● DIRECTIONS:
Without the pictures, print each of the records below exactly as it appears.

Stored entries
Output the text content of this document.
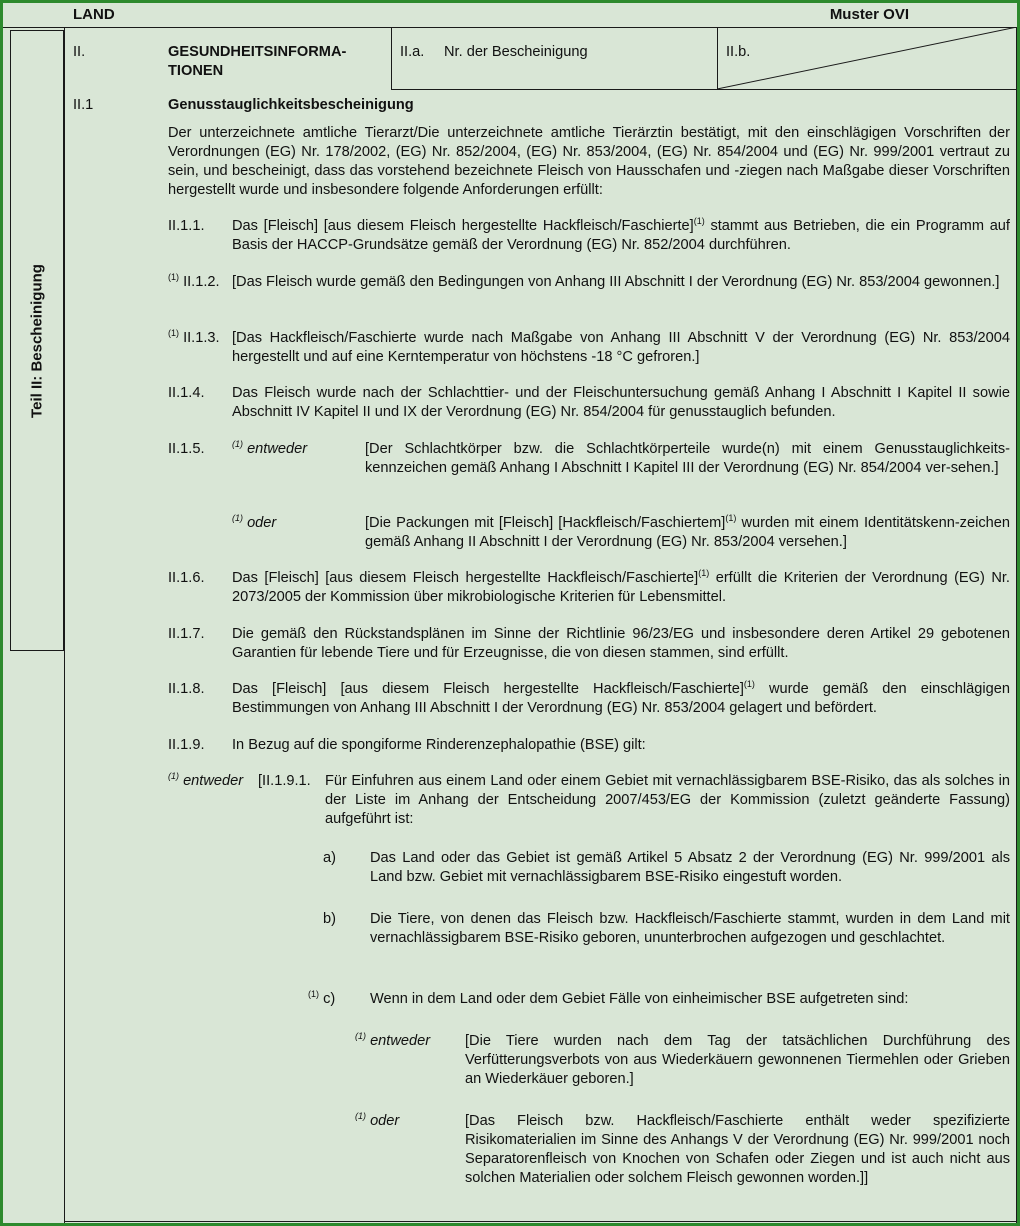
LAND	Muster OVI
Teil II: Bescheinigung
II.	GESUNDHEITSINFORMA-
TIONEN
II.a. Nr. der Bescheinigung	II.b.
II.1	Genusstauglichkeitsbescheinigung
Der unterzeichnete amtliche Tierarzt/Die unterzeichnete amtliche Tierärztin bestätigt, mit den einschlägigen Vorschriften der Verordnungen (EG) Nr. 178/2002, (EG) Nr. 852/2004, (EG) Nr. 853/2004, (EG) Nr. 854/2004 und (EG) Nr. 999/2001 vertraut zu sein, und bescheinigt, dass das vorstehend bezeichnete Fleisch von Hausschafen und -ziegen nach Maßgabe dieser Vorschriften hergestellt wurde und insbesondere folgende Anforderungen erfüllt:
II.1.1. Das [Fleisch] [aus diesem Fleisch hergestellte Hackfleisch/Faschierte]$^{(1)}$ stammt aus Betrieben, die ein Programm auf Basis der HACCP-Grundsätze gemäß der Verordnung (EG) Nr. 852/2004 durchführen.
$^{(1)}$ II.1.2. [Das Fleisch wurde gemäß den Bedingungen von Anhang III Abschnitt I der Verordnung (EG) Nr. 853/2004 gewonnen.]
$^{(1)}$ II.1.3. [Das Hackfleisch/Faschierte wurde nach Maßgabe von Anhang III Abschnitt V der Verordnung (EG) Nr. 853/2004 hergestellt und auf eine Kerntemperatur von höchstens -18 °C gefroren.]
II.1.4. Das Fleisch wurde nach der Schlachttier- und der Fleischuntersuchung gemäß Anhang I Abschnitt I Kapitel II sowie Abschnitt IV Kapitel II und IX der Verordnung (EG) Nr. 854/2004 für genusstauglich befunden.
II.1.5.	$^{(1)}$ entweder	[Der Schlachtkörper bzw. die Schlachtkörperteile wurde(n) mit einem Genusstauglichkeits-kennzeichen gemäß Anhang I Abschnitt I Kapitel III der Verordnung (EG) Nr. 854/2004 ver-sehen.]
$^{(1)}$ oder	[Die Packungen mit [Fleisch] [Hackfleisch/Faschiertem]$^{(1)}$ wurden mit einem Identitätskenn-zeichen gemäß Anhang II Abschnitt I der Verordnung (EG) Nr. 853/2004 versehen.]
II.1.6. Das [Fleisch] [aus diesem Fleisch hergestellte Hackfleisch/Faschierte]$^{(1)}$ erfüllt die Kriterien der Verordnung (EG) Nr. 2073/2005 der Kommission über mikrobiologische Kriterien für Lebensmittel.
II.1.7. Die gemäß den Rückstandsplänen im Sinne der Richtlinie 96/23/EG und insbesondere deren Artikel 29 gebotenen Garantien für lebende Tiere und für Erzeugnisse, die von diesen stammen, sind erfüllt.
II.1.8. Das [Fleisch] [aus diesem Fleisch hergestellte Hackfleisch/Faschierte]$^{(1)}$ wurde gemäß den einschlägigen Bestimmungen von Anhang III Abschnitt I der Verordnung (EG) Nr. 853/2004 gelagert und befördert.
II.1.9. In Bezug auf die spongiforme Rinderenzephalopathie (BSE) gilt:
$^{(1)}$ entweder [II.1.9.1. Für Einfuhren aus einem Land oder einem Gebiet mit vernachlässigbarem BSE-Risiko, das als solches in der Liste im Anhang der Entscheidung 2007/453/EG der Kommission (zuletzt geänderte Fassung) aufgeführt ist:
a) Das Land oder das Gebiet ist gemäß Artikel 5 Absatz 2 der Verordnung (EG) Nr. 999/2001 als Land bzw. Gebiet mit vernachlässigbarem BSE-Risiko eingestuft worden.
b) Die Tiere, von denen das Fleisch bzw. Hackfleisch/Faschierte stammt, wurden in dem Land mit vernachlässigbarem BSE-Risiko geboren, ununterbrochen aufgezogen und geschlachtet.
$^{(1)}$ c) Wenn in dem Land oder dem Gebiet Fälle von einheimischer BSE aufgetreten sind:
$^{(1)}$ entweder [Die Tiere wurden nach dem Tag der tatsächlichen Durchführung des Verfütterungsverbots von aus Wiederkäuern gewonnenen Tiermehlen oder Grieben an Wiederkäuer geboren.]
$^{(1)}$ oder	[Das Fleisch bzw. Hackfleisch/Faschierte enthält weder spezifizierte Risikomaterialien im Sinne des Anhangs V der Verordnung (EG) Nr. 999/2001 noch Separatorenfleisch von Knochen von Schafen oder Ziegen und ist auch nicht aus solchen Materialien oder solchem Fleisch gewonnen worden.]]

● COMPLETE OUTPUT:
Output the text content of this document.
LAND	Muster OVI
Teil II: Bescheinigung
II.	GESUNDHEITSINFORMA-
TIONEN
II.a. Nr. der Bescheinigung	II.b.
II.1	Genusstauglichkeitsbescheinigung
Der unterzeichnete amtliche Tierarzt/Die unterzeichnete amtliche Tierärztin bestätigt, mit den einschlägigen Vorschriften der Verordnungen (EG) Nr. 178/2002, (EG) Nr. 852/2004, (EG) Nr. 853/2004, (EG) Nr. 854/2004 und (EG) Nr. 999/2001 vertraut zu sein, und bescheinigt, dass das vorstehend bezeichnete Fleisch von Hausschafen und -ziegen nach Maßgabe dieser Vorschriften hergestellt wurde und insbesondere folgende Anforderungen erfüllt:
II.1.1. Das [Fleisch] [aus diesem Fleisch hergestellte Hackfleisch/Faschierte]$^{(1)}$ stammt aus Betrieben, die ein Programm auf Basis der HACCP-Grundsätze gemäß der Verordnung (EG) Nr. 852/2004 durchführen.
$^{(1)}$ II.1.2. [Das Fleisch wurde gemäß den Bedingungen von Anhang III Abschnitt I der Verordnung (EG) Nr. 853/2004 gewonnen.]
$^{(1)}$ II.1.3. [Das Hackfleisch/Faschierte wurde nach Maßgabe von Anhang III Abschnitt V der Verordnung (EG) Nr. 853/2004 hergestellt und auf eine Kerntemperatur von höchstens -18 °C gefroren.]
II.1.4. Das Fleisch wurde nach der Schlachttier- und der Fleischuntersuchung gemäß Anhang I Abschnitt I Kapitel II sowie Abschnitt IV Kapitel II und IX der Verordnung (EG) Nr. 854/2004 für genusstauglich befunden.
II.1.5.	$^{(1)}$ entweder	[Der Schlachtkörper bzw. die Schlachtkörperteile wurde(n) mit einem Genusstauglichkeits-kennzeichen gemäß Anhang I Abschnitt I Kapitel III der Verordnung (EG) Nr. 854/2004 ver-sehen.]
$^{(1)}$ oder	[Die Packungen mit [Fleisch] [Hackfleisch/Faschiertem]$^{(1)}$ wurden mit einem Identitätskenn-zeichen gemäß Anhang II Abschnitt I der Verordnung (EG) Nr. 853/2004 versehen.]
II.1.6. Das [Fleisch] [aus diesem Fleisch hergestellte Hackfleisch/Faschierte]$^{(1)}$ erfüllt die Kriterien der Verordnung (EG) Nr. 2073/2005 der Kommission über mikrobiologische Kriterien für Lebensmittel.
II.1.7. Die gemäß den Rückstandsplänen im Sinne der Richtlinie 96/23/EG und insbesondere deren Artikel 29 gebotenen Garantien für lebende Tiere und für Erzeugnisse, die von diesen stammen, sind erfüllt.
II.1.8. Das [Fleisch] [aus diesem Fleisch hergestellte Hackfleisch/Faschierte]$^{(1)}$ wurde gemäß den einschlägigen Bestimmungen von Anhang III Abschnitt I der Verordnung (EG) Nr. 853/2004 gelagert und befördert.
II.1.9. In Bezug auf die spongiforme Rinderenzephalopathie (BSE) gilt:
$^{(1)}$ entweder [II.1.9.1. Für Einfuhren aus einem Land oder einem Gebiet mit vernachlässigbarem BSE-Risiko, das als solches in der Liste im Anhang der Entscheidung 2007/453/EG der Kommission (zuletzt geänderte Fassung) aufgeführt ist:
a) Das Land oder das Gebiet ist gemäß Artikel 5 Absatz 2 der Verordnung (EG) Nr. 999/2001 als Land bzw. Gebiet mit vernachlässigbarem BSE-Risiko eingestuft worden.
b) Die Tiere, von denen das Fleisch bzw. Hackfleisch/Faschierte stammt, wurden in dem Land mit vernachlässigbarem BSE-Risiko geboren, ununterbrochen aufgezogen und geschlachtet.
$^{(1)}$ c) Wenn in dem Land oder dem Gebiet Fälle von einheimischer BSE aufgetreten sind:
$^{(1)}$ entweder [Die Tiere wurden nach dem Tag der tatsächlichen Durchführung des Verfütterungsverbots von aus Wiederkäuern gewonnenen Tiermehlen oder Grieben an Wiederkäuer geboren.]
$^{(1)}$ oder	[Das Fleisch bzw. Hackfleisch/Faschierte enthält weder spezifizierte Risikomaterialien im Sinne des Anhangs V der Verordnung (EG) Nr. 999/2001 noch Separatorenfleisch von Knochen von Schafen oder Ziegen und ist auch nicht aus solchen Materialien oder solchem Fleisch gewonnen worden.]]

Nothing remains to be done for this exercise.